-- BEGIN MATERIAL FOR THIS TASK --

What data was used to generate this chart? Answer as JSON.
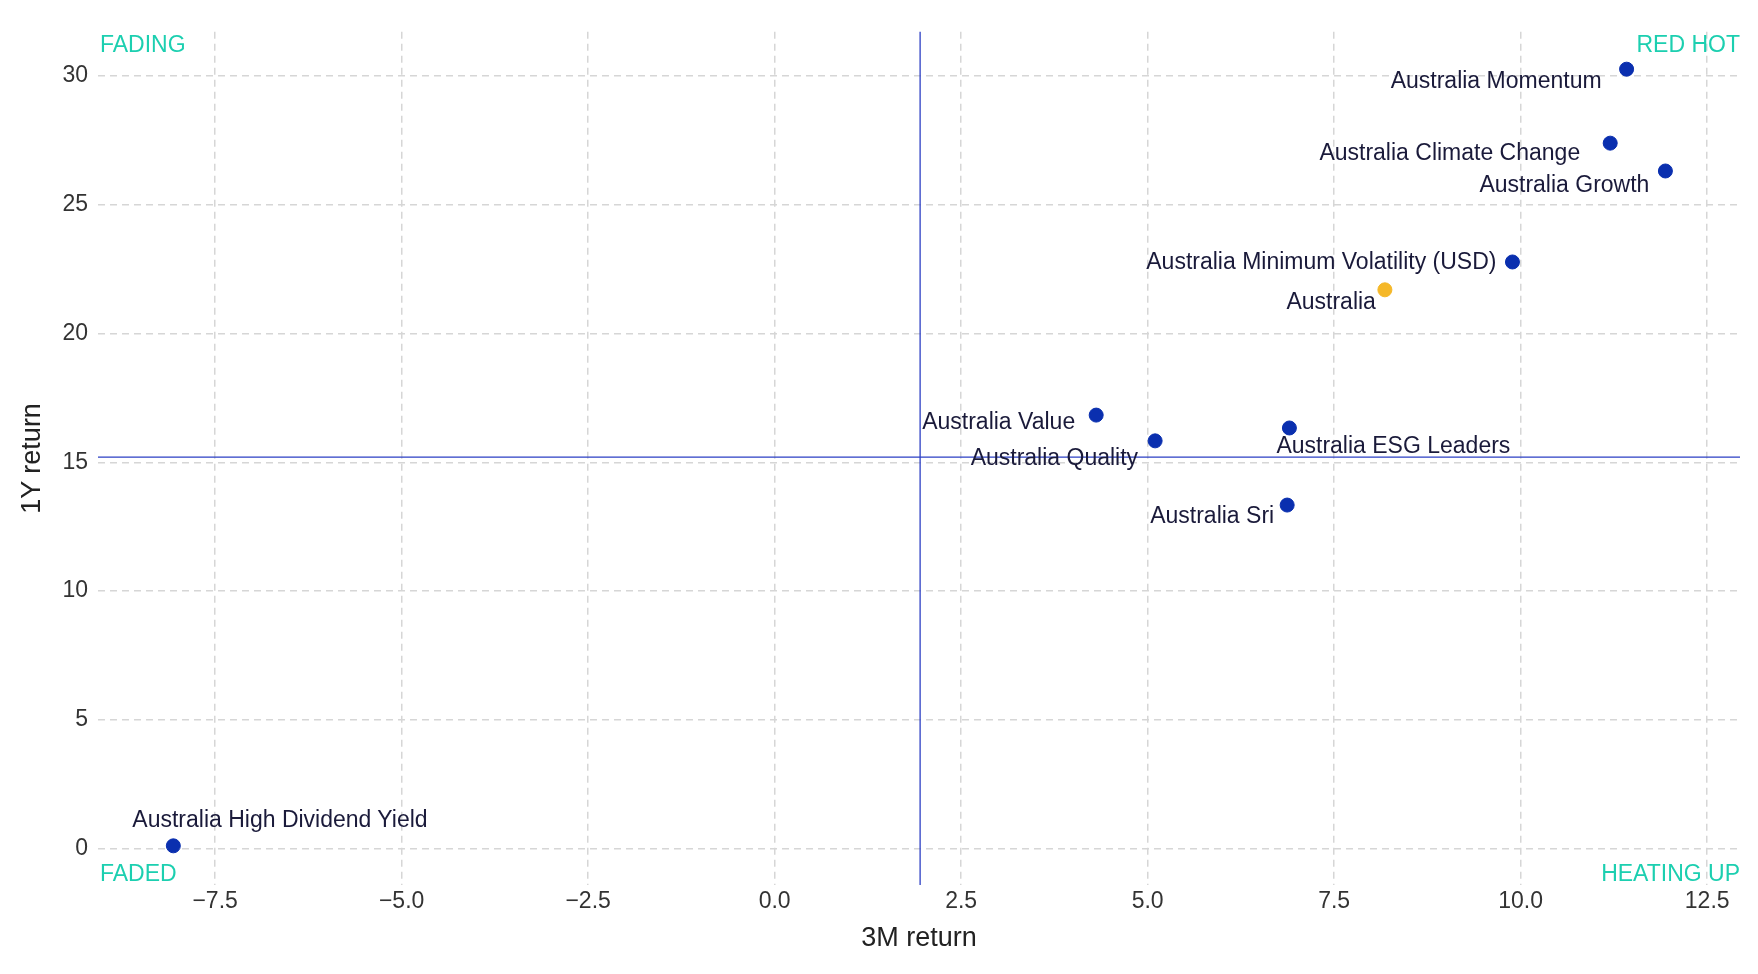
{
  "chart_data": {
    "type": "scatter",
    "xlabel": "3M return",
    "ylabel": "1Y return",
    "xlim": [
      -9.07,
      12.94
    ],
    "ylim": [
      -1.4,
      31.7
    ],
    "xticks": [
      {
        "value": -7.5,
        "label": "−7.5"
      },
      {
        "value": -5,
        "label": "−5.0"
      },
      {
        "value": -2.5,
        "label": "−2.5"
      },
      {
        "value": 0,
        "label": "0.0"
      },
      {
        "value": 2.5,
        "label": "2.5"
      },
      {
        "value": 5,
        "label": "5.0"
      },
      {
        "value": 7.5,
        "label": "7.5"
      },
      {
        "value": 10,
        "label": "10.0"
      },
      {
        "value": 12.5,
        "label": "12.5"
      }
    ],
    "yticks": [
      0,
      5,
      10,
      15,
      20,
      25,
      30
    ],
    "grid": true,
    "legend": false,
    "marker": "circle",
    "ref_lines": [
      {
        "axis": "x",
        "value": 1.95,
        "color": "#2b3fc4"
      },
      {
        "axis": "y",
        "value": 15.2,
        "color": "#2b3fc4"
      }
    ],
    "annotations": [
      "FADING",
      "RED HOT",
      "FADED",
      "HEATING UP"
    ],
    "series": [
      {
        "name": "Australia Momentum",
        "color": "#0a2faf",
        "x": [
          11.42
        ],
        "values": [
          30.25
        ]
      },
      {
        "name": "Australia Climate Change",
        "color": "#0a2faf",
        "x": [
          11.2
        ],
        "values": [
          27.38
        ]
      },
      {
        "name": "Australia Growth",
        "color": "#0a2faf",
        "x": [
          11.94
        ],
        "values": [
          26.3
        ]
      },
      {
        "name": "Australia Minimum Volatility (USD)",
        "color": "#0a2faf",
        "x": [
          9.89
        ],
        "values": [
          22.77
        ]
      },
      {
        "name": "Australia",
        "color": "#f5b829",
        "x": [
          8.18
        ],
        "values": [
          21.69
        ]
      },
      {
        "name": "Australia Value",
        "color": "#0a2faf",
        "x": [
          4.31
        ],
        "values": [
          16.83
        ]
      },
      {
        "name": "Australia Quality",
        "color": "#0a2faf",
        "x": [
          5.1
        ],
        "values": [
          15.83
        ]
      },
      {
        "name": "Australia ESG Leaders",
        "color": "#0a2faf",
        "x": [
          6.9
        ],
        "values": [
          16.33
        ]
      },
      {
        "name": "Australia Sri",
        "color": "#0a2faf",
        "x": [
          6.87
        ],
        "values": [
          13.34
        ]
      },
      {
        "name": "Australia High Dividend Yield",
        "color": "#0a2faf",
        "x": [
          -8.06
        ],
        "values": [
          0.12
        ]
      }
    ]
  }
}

-- END MATERIAL FOR THIS TASK --

## GIVEN PROBLEM:
With the pictures omitted, reproduce the records in full and exactly.

## COMPLETED EXERCISE:
What data was used to generate this chart? Answer as JSON.
{
  "chart_data": {
    "type": "scatter",
    "xlabel": "3M return",
    "ylabel": "1Y return",
    "xlim": [
      -9.07,
      12.94
    ],
    "ylim": [
      -1.4,
      31.7
    ],
    "xticks": [
      {
        "value": -7.5,
        "label": "−7.5"
      },
      {
        "value": -5,
        "label": "−5.0"
      },
      {
        "value": -2.5,
        "label": "−2.5"
      },
      {
        "value": 0,
        "label": "0.0"
      },
      {
        "value": 2.5,
        "label": "2.5"
      },
      {
        "value": 5,
        "label": "5.0"
      },
      {
        "value": 7.5,
        "label": "7.5"
      },
      {
        "value": 10,
        "label": "10.0"
      },
      {
        "value": 12.5,
        "label": "12.5"
      }
    ],
    "yticks": [
      0,
      5,
      10,
      15,
      20,
      25,
      30
    ],
    "grid": true,
    "legend": false,
    "marker": "circle",
    "ref_lines": [
      {
        "axis": "x",
        "value": 1.95,
        "color": "#2b3fc4"
      },
      {
        "axis": "y",
        "value": 15.2,
        "color": "#2b3fc4"
      }
    ],
    "annotations": [
      "FADING",
      "RED HOT",
      "FADED",
      "HEATING UP"
    ],
    "series": [
      {
        "name": "Australia Momentum",
        "color": "#0a2faf",
        "x": [
          11.42
        ],
        "values": [
          30.25
        ]
      },
      {
        "name": "Australia Climate Change",
        "color": "#0a2faf",
        "x": [
          11.2
        ],
        "values": [
          27.38
        ]
      },
      {
        "name": "Australia Growth",
        "color": "#0a2faf",
        "x": [
          11.94
        ],
        "values": [
          26.3
        ]
      },
      {
        "name": "Australia Minimum Volatility (USD)",
        "color": "#0a2faf",
        "x": [
          9.89
        ],
        "values": [
          22.77
        ]
      },
      {
        "name": "Australia",
        "color": "#f5b829",
        "x": [
          8.18
        ],
        "values": [
          21.69
        ]
      },
      {
        "name": "Australia Value",
        "color": "#0a2faf",
        "x": [
          4.31
        ],
        "values": [
          16.83
        ]
      },
      {
        "name": "Australia Quality",
        "color": "#0a2faf",
        "x": [
          5.1
        ],
        "values": [
          15.83
        ]
      },
      {
        "name": "Australia ESG Leaders",
        "color": "#0a2faf",
        "x": [
          6.9
        ],
        "values": [
          16.33
        ]
      },
      {
        "name": "Australia Sri",
        "color": "#0a2faf",
        "x": [
          6.87
        ],
        "values": [
          13.34
        ]
      },
      {
        "name": "Australia High Dividend Yield",
        "color": "#0a2faf",
        "x": [
          -8.06
        ],
        "values": [
          0.12
        ]
      }
    ]
  }
}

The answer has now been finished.